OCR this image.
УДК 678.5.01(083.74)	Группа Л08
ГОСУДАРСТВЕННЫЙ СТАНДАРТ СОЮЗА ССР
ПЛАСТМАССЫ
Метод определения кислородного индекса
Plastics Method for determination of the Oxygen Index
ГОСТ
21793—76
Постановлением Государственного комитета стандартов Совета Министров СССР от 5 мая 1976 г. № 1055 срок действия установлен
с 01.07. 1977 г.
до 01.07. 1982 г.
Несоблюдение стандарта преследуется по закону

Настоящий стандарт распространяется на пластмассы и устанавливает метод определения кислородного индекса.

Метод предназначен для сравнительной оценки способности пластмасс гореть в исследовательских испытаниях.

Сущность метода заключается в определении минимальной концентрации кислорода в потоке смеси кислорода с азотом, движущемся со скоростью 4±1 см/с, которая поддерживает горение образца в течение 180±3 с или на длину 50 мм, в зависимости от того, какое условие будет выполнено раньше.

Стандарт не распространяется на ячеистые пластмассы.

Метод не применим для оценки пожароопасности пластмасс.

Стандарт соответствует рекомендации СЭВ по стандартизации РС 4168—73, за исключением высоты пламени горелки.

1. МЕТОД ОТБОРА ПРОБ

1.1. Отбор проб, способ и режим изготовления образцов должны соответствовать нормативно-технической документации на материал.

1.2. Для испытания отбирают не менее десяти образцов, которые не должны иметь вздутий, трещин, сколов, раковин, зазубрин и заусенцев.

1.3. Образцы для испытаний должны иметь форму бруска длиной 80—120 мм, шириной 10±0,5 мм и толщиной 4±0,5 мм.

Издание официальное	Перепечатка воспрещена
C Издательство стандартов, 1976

######

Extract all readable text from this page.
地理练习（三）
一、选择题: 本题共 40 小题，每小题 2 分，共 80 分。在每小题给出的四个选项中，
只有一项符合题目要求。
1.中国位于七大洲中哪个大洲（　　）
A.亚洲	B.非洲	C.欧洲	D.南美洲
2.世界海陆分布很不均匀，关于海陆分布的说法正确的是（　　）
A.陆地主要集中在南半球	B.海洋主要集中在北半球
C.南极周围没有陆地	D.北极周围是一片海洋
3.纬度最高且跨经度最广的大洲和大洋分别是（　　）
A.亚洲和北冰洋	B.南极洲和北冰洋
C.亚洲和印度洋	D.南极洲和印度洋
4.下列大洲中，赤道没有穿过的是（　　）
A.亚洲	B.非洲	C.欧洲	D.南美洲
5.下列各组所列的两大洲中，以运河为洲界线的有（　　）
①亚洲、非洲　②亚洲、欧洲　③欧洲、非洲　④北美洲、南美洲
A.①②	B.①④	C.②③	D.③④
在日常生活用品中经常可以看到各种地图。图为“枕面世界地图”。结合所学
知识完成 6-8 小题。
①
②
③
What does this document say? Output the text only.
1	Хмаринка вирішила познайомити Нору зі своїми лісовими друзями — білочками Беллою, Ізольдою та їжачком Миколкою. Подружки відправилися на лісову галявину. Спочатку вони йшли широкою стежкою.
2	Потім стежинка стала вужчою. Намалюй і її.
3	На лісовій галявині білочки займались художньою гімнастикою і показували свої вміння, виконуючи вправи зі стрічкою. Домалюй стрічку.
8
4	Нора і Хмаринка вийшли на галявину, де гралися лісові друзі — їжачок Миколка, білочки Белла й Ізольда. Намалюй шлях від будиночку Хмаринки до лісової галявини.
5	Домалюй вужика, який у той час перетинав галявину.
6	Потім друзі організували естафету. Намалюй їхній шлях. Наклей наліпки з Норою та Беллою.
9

######

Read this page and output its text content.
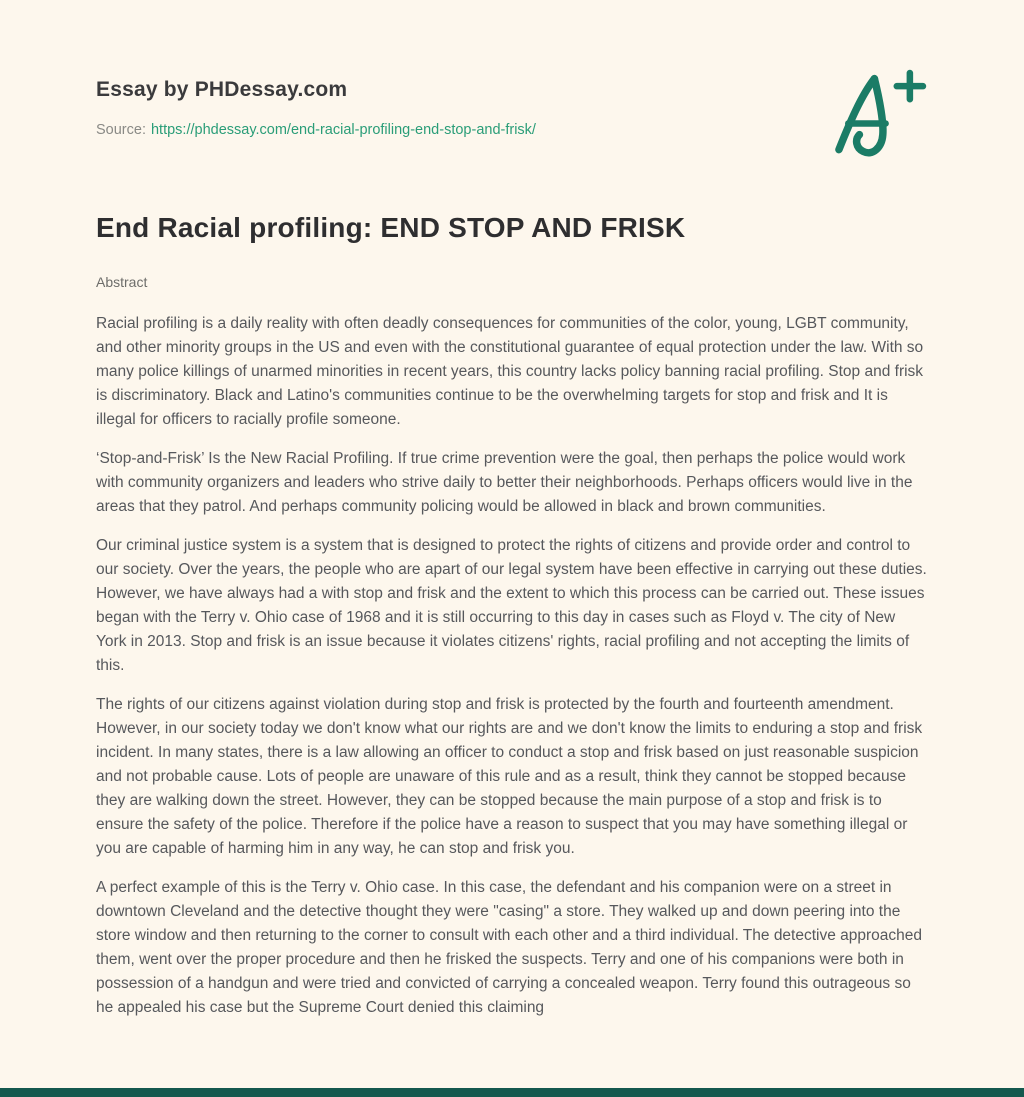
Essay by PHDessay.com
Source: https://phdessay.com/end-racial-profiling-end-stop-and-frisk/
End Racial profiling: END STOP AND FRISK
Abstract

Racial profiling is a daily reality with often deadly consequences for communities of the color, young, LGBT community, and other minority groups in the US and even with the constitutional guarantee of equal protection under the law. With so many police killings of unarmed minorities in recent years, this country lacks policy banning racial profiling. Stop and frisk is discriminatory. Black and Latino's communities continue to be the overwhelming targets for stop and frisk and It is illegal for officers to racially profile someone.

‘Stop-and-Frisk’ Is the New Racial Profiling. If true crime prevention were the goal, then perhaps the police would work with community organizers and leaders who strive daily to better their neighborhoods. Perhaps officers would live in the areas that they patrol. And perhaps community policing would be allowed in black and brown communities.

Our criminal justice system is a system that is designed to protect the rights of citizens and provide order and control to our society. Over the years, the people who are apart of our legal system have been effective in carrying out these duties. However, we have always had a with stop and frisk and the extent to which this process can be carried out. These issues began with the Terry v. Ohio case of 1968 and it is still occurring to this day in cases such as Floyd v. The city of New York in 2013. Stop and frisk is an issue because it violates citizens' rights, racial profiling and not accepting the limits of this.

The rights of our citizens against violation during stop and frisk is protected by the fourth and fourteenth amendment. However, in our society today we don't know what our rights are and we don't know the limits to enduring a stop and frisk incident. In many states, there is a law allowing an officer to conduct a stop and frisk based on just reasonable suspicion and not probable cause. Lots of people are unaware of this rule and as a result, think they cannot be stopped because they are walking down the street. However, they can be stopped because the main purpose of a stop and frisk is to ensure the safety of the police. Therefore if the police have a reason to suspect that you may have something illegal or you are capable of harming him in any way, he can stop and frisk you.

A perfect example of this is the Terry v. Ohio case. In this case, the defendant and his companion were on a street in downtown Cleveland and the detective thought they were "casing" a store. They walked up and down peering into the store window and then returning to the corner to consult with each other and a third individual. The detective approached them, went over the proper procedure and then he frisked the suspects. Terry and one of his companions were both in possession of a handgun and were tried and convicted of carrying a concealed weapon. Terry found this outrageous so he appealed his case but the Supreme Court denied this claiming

######

Problem statement> Take each line of the material that contains the word "communities" and list it.

Solution>
Racial profiling is a daily reality with often deadly consequences for communities of the color, young, LGBT community, and other minority groups in the US and even with the constitutional guarantee of equal protection under the law. With so many police killings of unarmed minorities in recent years, this country lacks policy banning racial profiling. Stop and frisk is discriminatory. Black and Latino's communities continue to be the overwhelming targets for stop and frisk and It is illegal for officers to racially profile someone.
‘Stop-and-Frisk’ Is the New Racial Profiling. If true crime prevention were the goal, then perhaps the police would work with community organizers and leaders who strive daily to better their neighborhoods. Perhaps officers would live in the areas that they patrol. And perhaps community policing would be allowed in black and brown communities.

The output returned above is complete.